### Given problem
Give back all the data exactly, line by line.

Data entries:

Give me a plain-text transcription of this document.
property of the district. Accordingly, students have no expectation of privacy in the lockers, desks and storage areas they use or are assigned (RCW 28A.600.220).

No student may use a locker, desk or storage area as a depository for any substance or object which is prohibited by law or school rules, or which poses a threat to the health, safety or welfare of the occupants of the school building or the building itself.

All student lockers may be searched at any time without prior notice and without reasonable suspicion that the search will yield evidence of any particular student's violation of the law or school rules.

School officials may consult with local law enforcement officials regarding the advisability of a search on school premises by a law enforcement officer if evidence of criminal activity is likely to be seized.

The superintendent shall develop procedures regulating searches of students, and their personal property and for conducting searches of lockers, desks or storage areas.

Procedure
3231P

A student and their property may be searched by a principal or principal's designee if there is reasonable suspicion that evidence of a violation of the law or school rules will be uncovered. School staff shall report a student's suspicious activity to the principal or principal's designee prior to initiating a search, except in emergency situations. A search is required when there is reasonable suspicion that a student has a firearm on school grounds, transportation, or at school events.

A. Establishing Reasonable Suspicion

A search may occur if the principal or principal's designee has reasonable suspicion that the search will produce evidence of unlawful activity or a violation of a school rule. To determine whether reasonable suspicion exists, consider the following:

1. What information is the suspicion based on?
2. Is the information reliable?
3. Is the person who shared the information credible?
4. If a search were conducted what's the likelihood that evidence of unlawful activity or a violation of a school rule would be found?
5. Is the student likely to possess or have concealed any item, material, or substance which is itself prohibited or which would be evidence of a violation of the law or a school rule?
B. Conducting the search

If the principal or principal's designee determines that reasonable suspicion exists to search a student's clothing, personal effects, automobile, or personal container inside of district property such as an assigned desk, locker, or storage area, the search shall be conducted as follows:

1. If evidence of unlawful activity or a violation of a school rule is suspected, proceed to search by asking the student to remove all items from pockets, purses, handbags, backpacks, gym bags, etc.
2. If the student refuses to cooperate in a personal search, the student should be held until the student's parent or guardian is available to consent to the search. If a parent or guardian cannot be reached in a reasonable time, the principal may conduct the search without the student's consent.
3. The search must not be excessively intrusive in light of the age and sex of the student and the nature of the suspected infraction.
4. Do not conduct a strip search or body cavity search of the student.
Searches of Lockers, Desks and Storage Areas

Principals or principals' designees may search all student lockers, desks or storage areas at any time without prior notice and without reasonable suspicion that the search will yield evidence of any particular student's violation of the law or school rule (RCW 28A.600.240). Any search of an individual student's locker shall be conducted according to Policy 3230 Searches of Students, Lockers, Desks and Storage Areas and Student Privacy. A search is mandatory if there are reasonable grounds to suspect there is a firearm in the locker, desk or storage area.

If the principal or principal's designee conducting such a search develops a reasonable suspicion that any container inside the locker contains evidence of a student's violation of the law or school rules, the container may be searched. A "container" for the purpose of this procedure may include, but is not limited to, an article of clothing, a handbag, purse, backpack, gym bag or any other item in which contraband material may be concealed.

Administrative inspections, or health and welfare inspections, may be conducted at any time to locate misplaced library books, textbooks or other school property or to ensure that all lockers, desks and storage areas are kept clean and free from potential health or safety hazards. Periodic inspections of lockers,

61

### Full output
Give me a plain-text transcription of this document.
property of the district. Accordingly, students have no expectation of privacy in the lockers, desks and storage areas they use or are assigned (RCW 28A.600.220).

No student may use a locker, desk or storage area as a depository for any substance or object which is prohibited by law or school rules, or which poses a threat to the health, safety or welfare of the occupants of the school building or the building itself.

All student lockers may be searched at any time without prior notice and without reasonable suspicion that the search will yield evidence of any particular student's violation of the law or school rules.

School officials may consult with local law enforcement officials regarding the advisability of a search on school premises by a law enforcement officer if evidence of criminal activity is likely to be seized.

The superintendent shall develop procedures regulating searches of students, and their personal property and for conducting searches of lockers, desks or storage areas.

Procedure
3231P

A student and their property may be searched by a principal or principal's designee if there is reasonable suspicion that evidence of a violation of the law or school rules will be uncovered. School staff shall report a student's suspicious activity to the principal or principal's designee prior to initiating a search, except in emergency situations. A search is required when there is reasonable suspicion that a student has a firearm on school grounds, transportation, or at school events.

A. Establishing Reasonable Suspicion

A search may occur if the principal or principal's designee has reasonable suspicion that the search will produce evidence of unlawful activity or a violation of a school rule. To determine whether reasonable suspicion exists, consider the following:

1. What information is the suspicion based on?
2. Is the information reliable?
3. Is the person who shared the information credible?
4. If a search were conducted what's the likelihood that evidence of unlawful activity or a violation of a school rule would be found?
5. Is the student likely to possess or have concealed any item, material, or substance which is itself prohibited or which would be evidence of a violation of the law or a school rule?
B. Conducting the search

If the principal or principal's designee determines that reasonable suspicion exists to search a student's clothing, personal effects, automobile, or personal container inside of district property such as an assigned desk, locker, or storage area, the search shall be conducted as follows:

1. If evidence of unlawful activity or a violation of a school rule is suspected, proceed to search by asking the student to remove all items from pockets, purses, handbags, backpacks, gym bags, etc.
2. If the student refuses to cooperate in a personal search, the student should be held until the student's parent or guardian is available to consent to the search. If a parent or guardian cannot be reached in a reasonable time, the principal may conduct the search without the student's consent.
3. The search must not be excessively intrusive in light of the age and sex of the student and the nature of the suspected infraction.
4. Do not conduct a strip search or body cavity search of the student.
Searches of Lockers, Desks and Storage Areas

Principals or principals' designees may search all student lockers, desks or storage areas at any time without prior notice and without reasonable suspicion that the search will yield evidence of any particular student's violation of the law or school rule (RCW 28A.600.240). Any search of an individual student's locker shall be conducted according to Policy 3230 Searches of Students, Lockers, Desks and Storage Areas and Student Privacy. A search is mandatory if there are reasonable grounds to suspect there is a firearm in the locker, desk or storage area.

If the principal or principal's designee conducting such a search develops a reasonable suspicion that any container inside the locker contains evidence of a student's violation of the law or school rules, the container may be searched. A "container" for the purpose of this procedure may include, but is not limited to, an article of clothing, a handbag, purse, backpack, gym bag or any other item in which contraband material may be concealed.

Administrative inspections, or health and welfare inspections, may be conducted at any time to locate misplaced library books, textbooks or other school property or to ensure that all lockers, desks and storage areas are kept clean and free from potential health or safety hazards. Periodic inspections of lockers,

61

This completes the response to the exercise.